▶ _What is needed_
Set down each line of the material that follows, exactly, with no pictures.
>>
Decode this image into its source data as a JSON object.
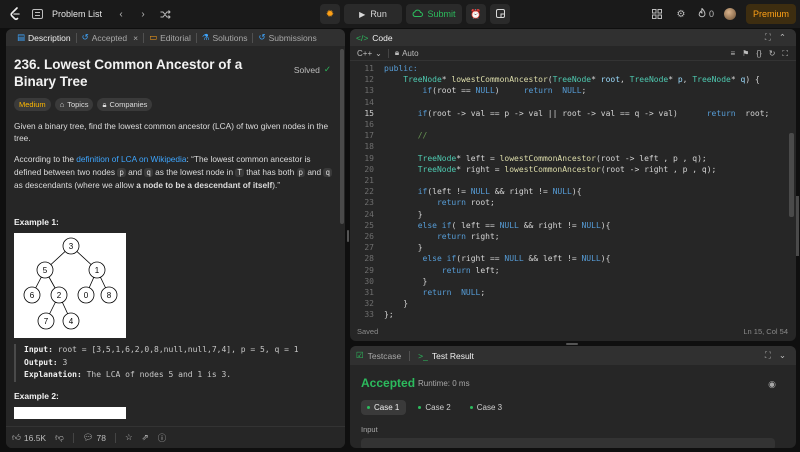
{
  "topbar": {
    "problem_list": "Problem List",
    "run": "Run",
    "submit": "Submit",
    "streak": "0",
    "premium": "Premium"
  },
  "left": {
    "tabs": [
      {
        "label": "Description"
      },
      {
        "label": "Accepted"
      },
      {
        "label": "Editorial"
      },
      {
        "label": "Solutions"
      },
      {
        "label": "Submissions"
      }
    ],
    "title": "236. Lowest Common Ancestor of a Binary Tree",
    "solved": "Solved",
    "tags": {
      "difficulty": "Medium",
      "topics": "Topics",
      "companies": "Companies"
    },
    "desc1": "Given a binary tree, find the lowest common ancestor (LCA) of two given nodes in the tree.",
    "desc2_prefix": "According to the ",
    "desc2_link": "definition of LCA on Wikipedia",
    "desc2_mid1": ": “The lowest common ancestor is defined between two nodes ",
    "p": "p",
    "and": " and ",
    "q": "q",
    "desc2_mid2": " as the lowest node in ",
    "T": "T",
    "desc2_mid3": " that has both ",
    "desc2_mid4": " as descendants (where we allow ",
    "desc2_bold": "a node to be a descendant of itself",
    "desc2_end": ").”",
    "example1_title": "Example 1:",
    "tree_nodes": [
      "3",
      "5",
      "1",
      "6",
      "2",
      "0",
      "8",
      "7",
      "4"
    ],
    "example1": {
      "input_label": "Input:",
      "input": " root = [3,5,1,6,2,0,8,null,null,7,4], p = 5, q = 1",
      "output_label": "Output:",
      "output": " 3",
      "explanation_label": "Explanation:",
      "explanation": " The LCA of nodes 5 and 1 is 3."
    },
    "example2_title": "Example 2:",
    "footer": {
      "likes": "16.5K",
      "comments": "78"
    }
  },
  "code": {
    "header": "Code",
    "language": "C++",
    "mode": "Auto",
    "saved": "Saved",
    "position": "Ln 15, Col 54",
    "lines": [
      {
        "n": "11",
        "segs": [
          [
            "kw",
            "public:"
          ]
        ]
      },
      {
        "n": "12",
        "segs": [
          [
            "",
            "    "
          ],
          [
            "ty",
            "TreeNode"
          ],
          [
            "",
            "* "
          ],
          [
            "fn",
            "lowestCommonAncestor"
          ],
          [
            "",
            "("
          ],
          [
            "ty",
            "TreeNode"
          ],
          [
            "",
            "* "
          ],
          [
            "vr",
            "root"
          ],
          [
            "",
            ", "
          ],
          [
            "ty",
            "TreeNode"
          ],
          [
            "",
            "* "
          ],
          [
            "vr",
            "p"
          ],
          [
            "",
            ", "
          ],
          [
            "ty",
            "TreeNode"
          ],
          [
            "",
            "* "
          ],
          [
            "vr",
            "q"
          ],
          [
            "",
            ") {"
          ]
        ]
      },
      {
        "n": "13",
        "segs": [
          [
            "",
            "        "
          ],
          [
            "kw",
            "if"
          ],
          [
            "",
            "(root == "
          ],
          [
            "kw",
            "NULL"
          ],
          [
            "",
            ")     "
          ],
          [
            "kw",
            "return"
          ],
          [
            "",
            "  "
          ],
          [
            "kw",
            "NULL"
          ],
          [
            "",
            ";"
          ]
        ]
      },
      {
        "n": "14",
        "segs": [
          [
            "",
            ""
          ]
        ]
      },
      {
        "n": "15",
        "segs": [
          [
            "",
            "       "
          ],
          [
            "kw",
            "if"
          ],
          [
            "",
            "(root -> val == p -> val || root -> val == q -> val)      "
          ],
          [
            "kw",
            "return"
          ],
          [
            "",
            "  root;"
          ]
        ]
      },
      {
        "n": "16",
        "segs": [
          [
            "",
            ""
          ]
        ]
      },
      {
        "n": "17",
        "segs": [
          [
            "",
            "       "
          ],
          [
            "cm",
            "//"
          ]
        ]
      },
      {
        "n": "18",
        "segs": [
          [
            "",
            ""
          ]
        ]
      },
      {
        "n": "19",
        "segs": [
          [
            "",
            "       "
          ],
          [
            "ty",
            "TreeNode"
          ],
          [
            "",
            "* left = "
          ],
          [
            "fn",
            "lowestCommonAncestor"
          ],
          [
            "",
            "(root -> left , p , q);"
          ]
        ]
      },
      {
        "n": "20",
        "segs": [
          [
            "",
            "       "
          ],
          [
            "ty",
            "TreeNode"
          ],
          [
            "",
            "* right = "
          ],
          [
            "fn",
            "lowestCommonAncestor"
          ],
          [
            "",
            "(root -> right , p , q);"
          ]
        ]
      },
      {
        "n": "21",
        "segs": [
          [
            "",
            ""
          ]
        ]
      },
      {
        "n": "22",
        "segs": [
          [
            "",
            "       "
          ],
          [
            "kw",
            "if"
          ],
          [
            "",
            "(left != "
          ],
          [
            "kw",
            "NULL"
          ],
          [
            "",
            " && right != "
          ],
          [
            "kw",
            "NULL"
          ],
          [
            "",
            "){"
          ]
        ]
      },
      {
        "n": "23",
        "segs": [
          [
            "",
            "           "
          ],
          [
            "kw",
            "return"
          ],
          [
            "",
            " root;"
          ]
        ]
      },
      {
        "n": "24",
        "segs": [
          [
            "",
            "       }"
          ]
        ]
      },
      {
        "n": "25",
        "segs": [
          [
            "",
            "       "
          ],
          [
            "kw",
            "else if"
          ],
          [
            "",
            "( left == "
          ],
          [
            "kw",
            "NULL"
          ],
          [
            "",
            " && right != "
          ],
          [
            "kw",
            "NULL"
          ],
          [
            "",
            "){"
          ]
        ]
      },
      {
        "n": "26",
        "segs": [
          [
            "",
            "           "
          ],
          [
            "kw",
            "return"
          ],
          [
            "",
            " right;"
          ]
        ]
      },
      {
        "n": "27",
        "segs": [
          [
            "",
            "       }"
          ]
        ]
      },
      {
        "n": "28",
        "segs": [
          [
            "",
            "        "
          ],
          [
            "kw",
            "else if"
          ],
          [
            "",
            "(right == "
          ],
          [
            "kw",
            "NULL"
          ],
          [
            "",
            " && left != "
          ],
          [
            "kw",
            "NULL"
          ],
          [
            "",
            "){"
          ]
        ]
      },
      {
        "n": "29",
        "segs": [
          [
            "",
            "            "
          ],
          [
            "kw",
            "return"
          ],
          [
            "",
            " left;"
          ]
        ]
      },
      {
        "n": "30",
        "segs": [
          [
            "",
            "        }"
          ]
        ]
      },
      {
        "n": "31",
        "segs": [
          [
            "",
            "        "
          ],
          [
            "kw",
            "return"
          ],
          [
            "",
            "  "
          ],
          [
            "kw",
            "NULL"
          ],
          [
            "",
            ";"
          ]
        ]
      },
      {
        "n": "32",
        "segs": [
          [
            "",
            "    }"
          ]
        ]
      },
      {
        "n": "33",
        "segs": [
          [
            "",
            "};"
          ]
        ]
      }
    ]
  },
  "test": {
    "tab_testcase": "Testcase",
    "tab_result": "Test Result",
    "status": "Accepted",
    "runtime": "Runtime: 0 ms",
    "cases": [
      "Case 1",
      "Case 2",
      "Case 3"
    ],
    "input_label": "Input"
  },
  "colors": {
    "accent": "#ffa116",
    "success": "#2cbb5d",
    "link": "#3ea6ff"
  }
}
<<
▶ _Worked solution_
Decode this image into its source data as a JSON object.
{
  "topbar": {
    "problem_list": "Problem List",
    "run": "Run",
    "submit": "Submit",
    "streak": "0",
    "premium": "Premium"
  },
  "left": {
    "tabs": [
      {
        "label": "Description"
      },
      {
        "label": "Accepted"
      },
      {
        "label": "Editorial"
      },
      {
        "label": "Solutions"
      },
      {
        "label": "Submissions"
      }
    ],
    "title": "236. Lowest Common Ancestor of a Binary Tree",
    "solved": "Solved",
    "tags": {
      "difficulty": "Medium",
      "topics": "Topics",
      "companies": "Companies"
    },
    "desc1": "Given a binary tree, find the lowest common ancestor (LCA) of two given nodes in the tree.",
    "desc2_prefix": "According to the ",
    "desc2_link": "definition of LCA on Wikipedia",
    "desc2_mid1": ": “The lowest common ancestor is defined between two nodes ",
    "p": "p",
    "and": " and ",
    "q": "q",
    "desc2_mid2": " as the lowest node in ",
    "T": "T",
    "desc2_mid3": " that has both ",
    "desc2_mid4": " as descendants (where we allow ",
    "desc2_bold": "a node to be a descendant of itself",
    "desc2_end": ").”",
    "example1_title": "Example 1:",
    "tree_nodes": [
      "3",
      "5",
      "1",
      "6",
      "2",
      "0",
      "8",
      "7",
      "4"
    ],
    "example1": {
      "input_label": "Input:",
      "input": " root = [3,5,1,6,2,0,8,null,null,7,4], p = 5, q = 1",
      "output_label": "Output:",
      "output": " 3",
      "explanation_label": "Explanation:",
      "explanation": " The LCA of nodes 5 and 1 is 3."
    },
    "example2_title": "Example 2:",
    "footer": {
      "likes": "16.5K",
      "comments": "78"
    }
  },
  "code": {
    "header": "Code",
    "language": "C++",
    "mode": "Auto",
    "saved": "Saved",
    "position": "Ln 15, Col 54",
    "lines": [
      {
        "n": "11",
        "segs": [
          [
            "kw",
            "public:"
          ]
        ]
      },
      {
        "n": "12",
        "segs": [
          [
            "",
            "    "
          ],
          [
            "ty",
            "TreeNode"
          ],
          [
            "",
            "* "
          ],
          [
            "fn",
            "lowestCommonAncestor"
          ],
          [
            "",
            "("
          ],
          [
            "ty",
            "TreeNode"
          ],
          [
            "",
            "* "
          ],
          [
            "vr",
            "root"
          ],
          [
            "",
            ", "
          ],
          [
            "ty",
            "TreeNode"
          ],
          [
            "",
            "* "
          ],
          [
            "vr",
            "p"
          ],
          [
            "",
            ", "
          ],
          [
            "ty",
            "TreeNode"
          ],
          [
            "",
            "* "
          ],
          [
            "vr",
            "q"
          ],
          [
            "",
            ") {"
          ]
        ]
      },
      {
        "n": "13",
        "segs": [
          [
            "",
            "        "
          ],
          [
            "kw",
            "if"
          ],
          [
            "",
            "(root == "
          ],
          [
            "kw",
            "NULL"
          ],
          [
            "",
            ")     "
          ],
          [
            "kw",
            "return"
          ],
          [
            "",
            "  "
          ],
          [
            "kw",
            "NULL"
          ],
          [
            "",
            ";"
          ]
        ]
      },
      {
        "n": "14",
        "segs": [
          [
            "",
            ""
          ]
        ]
      },
      {
        "n": "15",
        "segs": [
          [
            "",
            "       "
          ],
          [
            "kw",
            "if"
          ],
          [
            "",
            "(root -> val == p -> val || root -> val == q -> val)      "
          ],
          [
            "kw",
            "return"
          ],
          [
            "",
            "  root;"
          ]
        ]
      },
      {
        "n": "16",
        "segs": [
          [
            "",
            ""
          ]
        ]
      },
      {
        "n": "17",
        "segs": [
          [
            "",
            "       "
          ],
          [
            "cm",
            "//"
          ]
        ]
      },
      {
        "n": "18",
        "segs": [
          [
            "",
            ""
          ]
        ]
      },
      {
        "n": "19",
        "segs": [
          [
            "",
            "       "
          ],
          [
            "ty",
            "TreeNode"
          ],
          [
            "",
            "* left = "
          ],
          [
            "fn",
            "lowestCommonAncestor"
          ],
          [
            "",
            "(root -> left , p , q);"
          ]
        ]
      },
      {
        "n": "20",
        "segs": [
          [
            "",
            "       "
          ],
          [
            "ty",
            "TreeNode"
          ],
          [
            "",
            "* right = "
          ],
          [
            "fn",
            "lowestCommonAncestor"
          ],
          [
            "",
            "(root -> right , p , q);"
          ]
        ]
      },
      {
        "n": "21",
        "segs": [
          [
            "",
            ""
          ]
        ]
      },
      {
        "n": "22",
        "segs": [
          [
            "",
            "       "
          ],
          [
            "kw",
            "if"
          ],
          [
            "",
            "(left != "
          ],
          [
            "kw",
            "NULL"
          ],
          [
            "",
            " && right != "
          ],
          [
            "kw",
            "NULL"
          ],
          [
            "",
            "){"
          ]
        ]
      },
      {
        "n": "23",
        "segs": [
          [
            "",
            "           "
          ],
          [
            "kw",
            "return"
          ],
          [
            "",
            " root;"
          ]
        ]
      },
      {
        "n": "24",
        "segs": [
          [
            "",
            "       }"
          ]
        ]
      },
      {
        "n": "25",
        "segs": [
          [
            "",
            "       "
          ],
          [
            "kw",
            "else if"
          ],
          [
            "",
            "( left == "
          ],
          [
            "kw",
            "NULL"
          ],
          [
            "",
            " && right != "
          ],
          [
            "kw",
            "NULL"
          ],
          [
            "",
            "){"
          ]
        ]
      },
      {
        "n": "26",
        "segs": [
          [
            "",
            "           "
          ],
          [
            "kw",
            "return"
          ],
          [
            "",
            " right;"
          ]
        ]
      },
      {
        "n": "27",
        "segs": [
          [
            "",
            "       }"
          ]
        ]
      },
      {
        "n": "28",
        "segs": [
          [
            "",
            "        "
          ],
          [
            "kw",
            "else if"
          ],
          [
            "",
            "(right == "
          ],
          [
            "kw",
            "NULL"
          ],
          [
            "",
            " && left != "
          ],
          [
            "kw",
            "NULL"
          ],
          [
            "",
            "){"
          ]
        ]
      },
      {
        "n": "29",
        "segs": [
          [
            "",
            "            "
          ],
          [
            "kw",
            "return"
          ],
          [
            "",
            " left;"
          ]
        ]
      },
      {
        "n": "30",
        "segs": [
          [
            "",
            "        }"
          ]
        ]
      },
      {
        "n": "31",
        "segs": [
          [
            "",
            "        "
          ],
          [
            "kw",
            "return"
          ],
          [
            "",
            "  "
          ],
          [
            "kw",
            "NULL"
          ],
          [
            "",
            ";"
          ]
        ]
      },
      {
        "n": "32",
        "segs": [
          [
            "",
            "    }"
          ]
        ]
      },
      {
        "n": "33",
        "segs": [
          [
            "",
            "};"
          ]
        ]
      }
    ]
  },
  "test": {
    "tab_testcase": "Testcase",
    "tab_result": "Test Result",
    "status": "Accepted",
    "runtime": "Runtime: 0 ms",
    "cases": [
      "Case 1",
      "Case 2",
      "Case 3"
    ],
    "input_label": "Input"
  },
  "colors": {
    "accent": "#ffa116",
    "success": "#2cbb5d",
    "link": "#3ea6ff"
  }
}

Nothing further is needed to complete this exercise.